Task objective
Continue the article on the Taiwanese television series The Empress of the Dynasty, starting right after its final sentence.

* Begin Excerpt to read *

- Also known as: Yi Dai Nü Huang Yi Dai Nü Huang Wu Zetian
- Chinese: 一代女皇 / 一代女皇武則天
- Hanyu Pinyin: Yī Dài Nǚ Huáng / Yī Dài Nǚ Huáng Wǔ Zétiān
- Genre: Historical drama
- Screenplay by: Meng Tzu-yi Tu-ku Hung Lo Wen-chung
- Directed by: Li Yueh-fung
- Starring: Angela Pan
- Theme music composer: Chang Yung-chiang
- Opening theme: Yi Dai Nü Huang (一代女皇) performed by Jin Pei-shan
- Country of origin: Taiwan
- Original language: Mandarin
- No. of episodes: 40

Production
- Executive producers: Li Jin-cheng Peng Chao-min
- Producer: Lin Hui-chun
- Production location: Taiwan
- Running time: 60 minutes per episode (including commercials)
- Production company: CTV

Original release
- Network: CTV
- Release: 18 November 1985 – 10 January 1986

= The Empress of the Dynasty =

The Empress of the Dynasty is a Taiwanese television series based on the life of Wu Zetian, the only female emperor in Chinese history. Directed by Li Yueh-fung and produced by Lin Hui-chun, the series starred Angela Pan as Wu Zetian. It was first broadcast in Taiwan on CTV from 18 November 1985 to 10 January 1986.

==Plot==
Wu Shiyue was surprised when his wife Lady Yang gave birth to a daughter. His daughter was foretold to be important in the future. His daughter, Wu Meiniang entered the palace at the age of fourteen to serve as a concubine to Emperor Taizong of Tang. He acknowledges these talents and favors her after the death of Empress Zhangsun. She instead develops feelings for his son Li Zhi. She helped him gain prominence over his brothers Li Tai and Li Chengqian.

* End Excerpt to read *
* Begin Extracted entries *

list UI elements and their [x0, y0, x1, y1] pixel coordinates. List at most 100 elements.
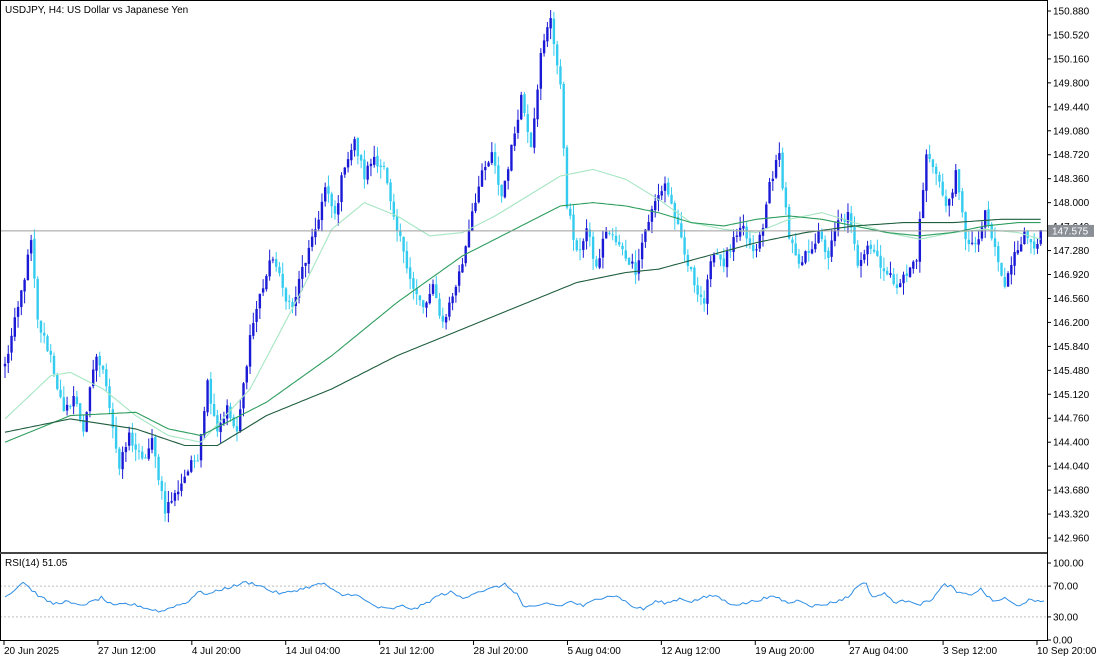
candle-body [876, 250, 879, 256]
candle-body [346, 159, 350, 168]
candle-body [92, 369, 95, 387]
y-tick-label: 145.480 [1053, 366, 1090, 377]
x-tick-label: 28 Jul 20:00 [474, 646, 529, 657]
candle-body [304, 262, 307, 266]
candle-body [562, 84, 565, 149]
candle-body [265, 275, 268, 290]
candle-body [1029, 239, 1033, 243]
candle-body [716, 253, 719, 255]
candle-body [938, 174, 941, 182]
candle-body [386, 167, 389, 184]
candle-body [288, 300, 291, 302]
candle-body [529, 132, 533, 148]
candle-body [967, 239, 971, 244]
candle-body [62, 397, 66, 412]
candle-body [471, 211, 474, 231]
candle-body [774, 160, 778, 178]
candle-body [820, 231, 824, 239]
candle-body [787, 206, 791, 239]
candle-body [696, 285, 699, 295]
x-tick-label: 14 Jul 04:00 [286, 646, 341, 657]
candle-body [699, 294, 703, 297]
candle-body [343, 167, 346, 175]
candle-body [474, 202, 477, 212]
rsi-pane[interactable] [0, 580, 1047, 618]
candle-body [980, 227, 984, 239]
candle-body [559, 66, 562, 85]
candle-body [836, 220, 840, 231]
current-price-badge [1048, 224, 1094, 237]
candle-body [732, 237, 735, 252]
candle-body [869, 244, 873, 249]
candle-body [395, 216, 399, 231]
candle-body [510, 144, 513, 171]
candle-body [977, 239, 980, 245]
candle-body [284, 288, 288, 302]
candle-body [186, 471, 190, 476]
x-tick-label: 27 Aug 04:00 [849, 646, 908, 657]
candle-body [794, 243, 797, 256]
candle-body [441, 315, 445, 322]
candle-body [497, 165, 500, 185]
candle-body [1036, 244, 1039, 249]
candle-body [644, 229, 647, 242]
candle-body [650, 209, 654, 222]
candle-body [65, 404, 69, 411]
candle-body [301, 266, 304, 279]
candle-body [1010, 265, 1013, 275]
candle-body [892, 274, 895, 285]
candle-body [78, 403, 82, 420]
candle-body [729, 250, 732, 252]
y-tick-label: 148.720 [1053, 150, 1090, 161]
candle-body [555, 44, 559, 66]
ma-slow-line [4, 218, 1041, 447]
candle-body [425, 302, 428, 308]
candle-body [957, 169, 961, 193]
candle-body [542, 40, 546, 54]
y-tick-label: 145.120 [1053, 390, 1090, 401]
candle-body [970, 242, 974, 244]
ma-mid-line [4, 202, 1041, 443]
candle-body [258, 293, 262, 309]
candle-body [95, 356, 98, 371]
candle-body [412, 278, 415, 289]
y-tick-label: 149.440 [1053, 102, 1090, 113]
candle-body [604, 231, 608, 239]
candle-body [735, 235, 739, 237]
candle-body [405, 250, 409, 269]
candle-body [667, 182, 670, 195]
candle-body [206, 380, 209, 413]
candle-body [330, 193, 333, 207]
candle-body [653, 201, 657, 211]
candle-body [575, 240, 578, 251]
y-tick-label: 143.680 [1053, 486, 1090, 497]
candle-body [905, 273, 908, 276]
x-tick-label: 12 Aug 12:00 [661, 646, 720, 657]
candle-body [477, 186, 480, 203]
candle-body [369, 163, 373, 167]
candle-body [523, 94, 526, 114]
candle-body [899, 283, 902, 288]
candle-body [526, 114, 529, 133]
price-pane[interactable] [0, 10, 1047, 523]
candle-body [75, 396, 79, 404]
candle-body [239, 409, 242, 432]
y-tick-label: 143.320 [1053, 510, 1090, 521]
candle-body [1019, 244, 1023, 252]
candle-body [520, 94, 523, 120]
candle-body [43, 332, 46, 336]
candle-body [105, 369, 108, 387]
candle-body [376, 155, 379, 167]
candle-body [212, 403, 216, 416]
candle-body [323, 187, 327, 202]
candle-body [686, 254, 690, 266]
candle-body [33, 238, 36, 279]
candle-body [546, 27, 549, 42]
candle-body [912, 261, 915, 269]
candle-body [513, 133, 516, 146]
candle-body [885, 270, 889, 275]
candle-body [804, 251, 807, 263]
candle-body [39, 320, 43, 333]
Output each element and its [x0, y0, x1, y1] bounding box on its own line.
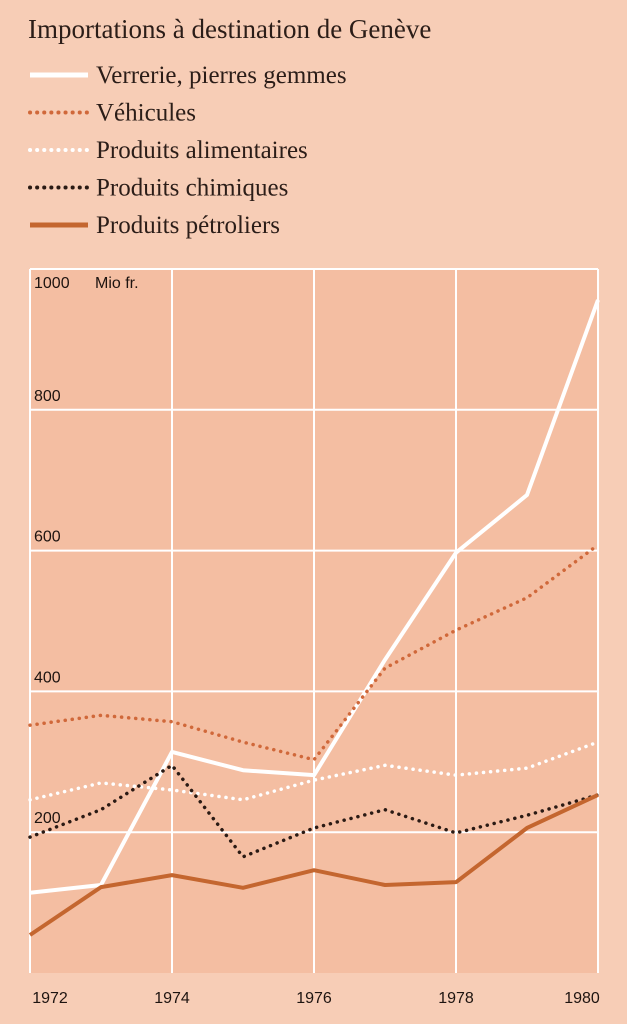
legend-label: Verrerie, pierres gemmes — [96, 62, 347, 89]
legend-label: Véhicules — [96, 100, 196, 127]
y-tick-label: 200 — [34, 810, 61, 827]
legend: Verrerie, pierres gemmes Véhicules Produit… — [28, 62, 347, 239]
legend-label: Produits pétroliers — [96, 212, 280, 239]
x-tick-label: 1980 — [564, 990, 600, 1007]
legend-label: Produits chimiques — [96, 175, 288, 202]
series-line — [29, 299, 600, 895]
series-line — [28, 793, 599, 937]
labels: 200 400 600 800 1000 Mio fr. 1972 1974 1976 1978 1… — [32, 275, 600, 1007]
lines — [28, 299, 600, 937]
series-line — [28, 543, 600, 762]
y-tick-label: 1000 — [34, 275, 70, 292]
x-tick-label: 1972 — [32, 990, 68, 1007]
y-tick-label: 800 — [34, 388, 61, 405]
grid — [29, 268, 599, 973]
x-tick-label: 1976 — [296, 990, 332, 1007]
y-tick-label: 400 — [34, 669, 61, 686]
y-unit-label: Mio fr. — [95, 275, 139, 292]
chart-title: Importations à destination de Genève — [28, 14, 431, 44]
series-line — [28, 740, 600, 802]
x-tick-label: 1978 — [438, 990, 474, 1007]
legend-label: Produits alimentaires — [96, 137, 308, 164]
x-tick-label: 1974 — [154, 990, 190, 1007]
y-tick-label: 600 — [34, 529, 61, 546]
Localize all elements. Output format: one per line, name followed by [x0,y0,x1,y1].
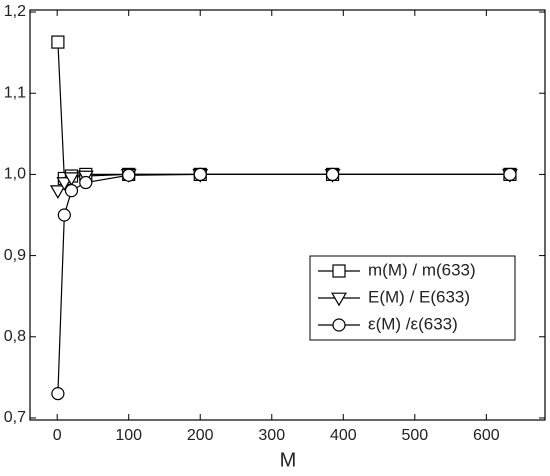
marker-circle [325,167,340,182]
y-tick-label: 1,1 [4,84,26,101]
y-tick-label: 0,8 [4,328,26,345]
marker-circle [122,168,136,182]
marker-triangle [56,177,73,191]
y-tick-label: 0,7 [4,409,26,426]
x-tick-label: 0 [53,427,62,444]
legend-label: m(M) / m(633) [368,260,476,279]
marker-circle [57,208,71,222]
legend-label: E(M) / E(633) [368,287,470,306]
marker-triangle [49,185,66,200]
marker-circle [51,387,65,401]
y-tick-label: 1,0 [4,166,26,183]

* End Extracted entries *

Answer for the task
After the Crown Prince is deposed, Meiniang helped Li Zhi become the Crown Prince, and eventually emperor.
He rescued her from a convent, and she is taken back to the palace after Emperor Taizong dies. She faces enemies such as Empress Wang and Consort Xiao, and several of Li Zhi's officials. After the downfall of Consort Xiao and Empress Wang, Meiniang ascends as Empress Wu. Her life isn't easy, because her sister the Lady of Han has an affair with Li Zhi and she is despised by Zhangsun Wuji. Since Li Zhi is often ill, Meiniang is in charge of politics.

==Cast==
- Angela Pan as Wu Zetian / Princess Taiping (young)
- Liang Hsiu-shen as Emperor Taizong
- Fan Jih-hsing as Emperor Gaozong
- Ke Wei-chia as Li Xian
- Hua Shao-chiang as Li Dan
- Kao Pei-chun as Li Hong
- Hou Kuan-chun as Li Xian
- You Kuo-tung as Li Chengqian
- Ting Hua-chung as Li Tai
- Liu Lin as Li Yuanchang
- Tsui Hao-jan as Ming Xuewen
- Hsu Chia-jung as Cheng Nanying
- Chen Pei-ling as Empress Wang
- Liu Hsiao-ping as Lady of Han
- Pan Chin-hao as Helan Minzhi
- Kung Lien-hua as Consort Xiao
- Sihung Lung as Zhangsun Wuji
- Lin Hsiu-chun as Empress Zhangsun
- Chang Pi as Xiaoshunzi
- Chou Chung-lien as Shangguan Yi
- Pei Hsin-yu as Shangguan Wan'er
- Kuan Yi as Madam Liu
- Li Yih-min as Zhikong (Feng Xiaobao)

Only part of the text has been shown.